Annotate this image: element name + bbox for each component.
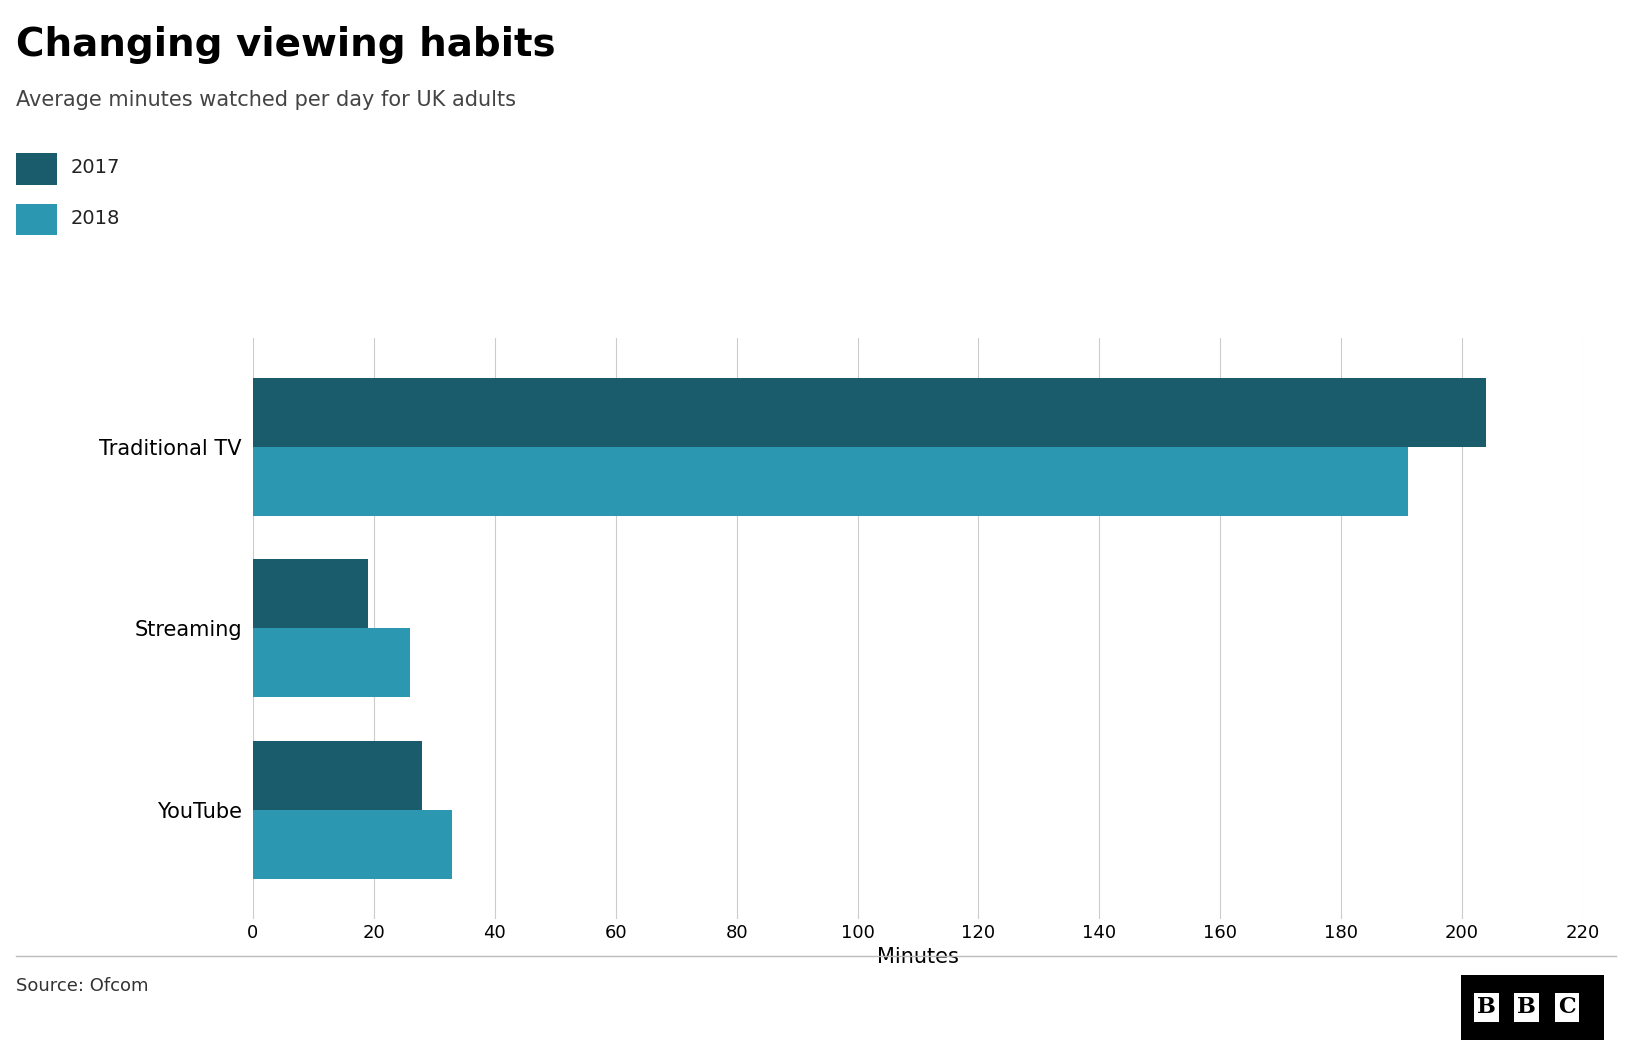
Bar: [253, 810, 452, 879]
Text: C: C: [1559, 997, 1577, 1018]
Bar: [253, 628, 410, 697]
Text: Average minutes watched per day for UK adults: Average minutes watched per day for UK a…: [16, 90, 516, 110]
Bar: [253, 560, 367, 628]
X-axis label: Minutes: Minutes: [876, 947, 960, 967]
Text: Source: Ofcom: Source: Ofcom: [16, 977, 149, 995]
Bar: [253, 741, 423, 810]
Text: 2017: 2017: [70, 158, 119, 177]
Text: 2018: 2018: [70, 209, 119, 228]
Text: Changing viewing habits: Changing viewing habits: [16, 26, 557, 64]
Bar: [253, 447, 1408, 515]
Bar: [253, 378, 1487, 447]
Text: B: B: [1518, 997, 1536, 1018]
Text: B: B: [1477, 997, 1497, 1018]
---
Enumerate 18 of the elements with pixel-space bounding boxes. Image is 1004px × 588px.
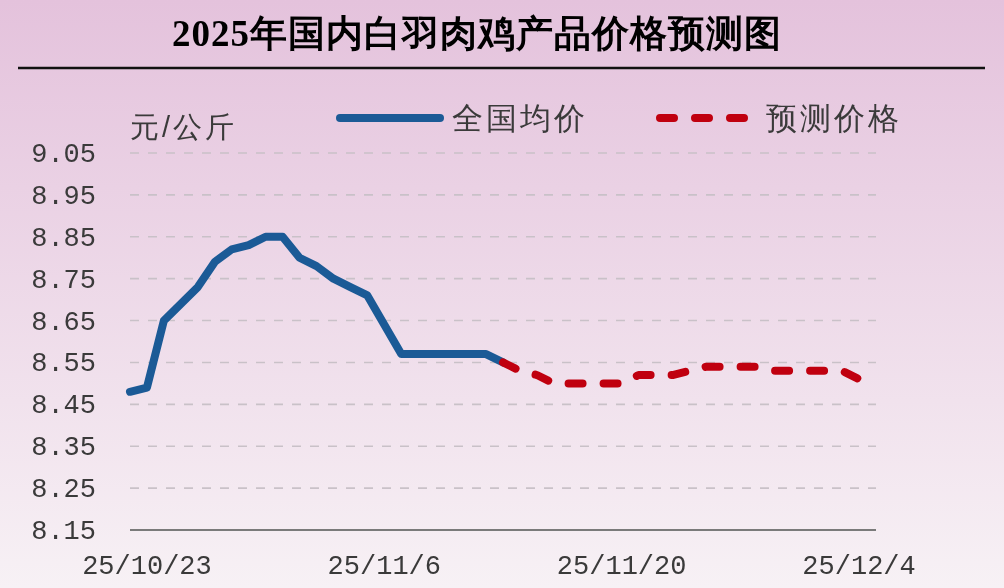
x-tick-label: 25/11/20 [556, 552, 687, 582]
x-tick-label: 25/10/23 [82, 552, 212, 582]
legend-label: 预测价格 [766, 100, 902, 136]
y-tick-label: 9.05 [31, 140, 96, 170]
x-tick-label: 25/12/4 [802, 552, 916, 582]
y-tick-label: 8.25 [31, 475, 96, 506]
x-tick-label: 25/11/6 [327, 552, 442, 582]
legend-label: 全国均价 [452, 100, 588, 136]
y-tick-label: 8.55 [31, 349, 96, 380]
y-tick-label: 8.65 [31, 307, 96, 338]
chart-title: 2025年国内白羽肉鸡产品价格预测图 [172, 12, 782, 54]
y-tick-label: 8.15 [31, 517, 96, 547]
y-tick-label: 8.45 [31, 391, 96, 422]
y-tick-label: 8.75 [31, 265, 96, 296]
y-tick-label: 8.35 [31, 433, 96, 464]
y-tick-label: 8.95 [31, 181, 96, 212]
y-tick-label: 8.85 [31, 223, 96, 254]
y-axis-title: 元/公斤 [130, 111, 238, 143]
--
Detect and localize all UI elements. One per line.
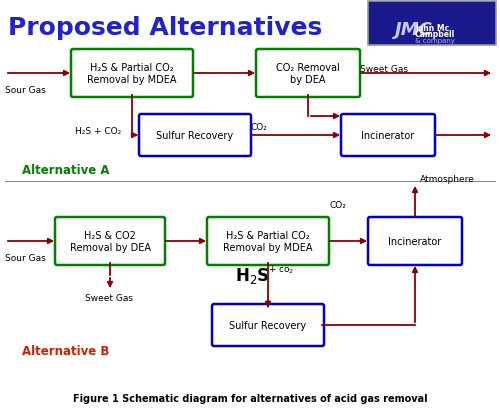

Set task | Give the listing lines from the line that contains "Annotate this image: element" through the line that contains "Text: B: B: [1477, 997, 1497, 1018]", both included, as a numbered list with blank lines left out. Leave the pictures out of your answer.

Expected output |
1. Annotate this image: element name + bbox for each component.
2. Bar: [253, 810, 452, 879]
3. Text: C: C: [1559, 997, 1577, 1018]
4. Bar: [253, 628, 410, 697]
5. Text: Average minutes watched per day for UK adults: Average minutes watched per day for UK a…: [16, 90, 516, 110]
6. Bar: [253, 560, 367, 628]
7. X-axis label: Minutes: Minutes: [876, 947, 960, 967]
8. Text: Source: Ofcom: Source: Ofcom: [16, 977, 149, 995]
9. Bar: [253, 741, 423, 810]
10. Text: 2017: 2017: [70, 158, 119, 177]
11. Text: 2018: 2018: [70, 209, 119, 228]
12. Text: Changing viewing habits: Changing viewing habits: [16, 26, 557, 64]
13. Bar: [253, 447, 1408, 515]
14. Bar: [253, 378, 1487, 447]
15. Text: B: B: [1518, 997, 1536, 1018]
16. Text: B: B: [1477, 997, 1497, 1018]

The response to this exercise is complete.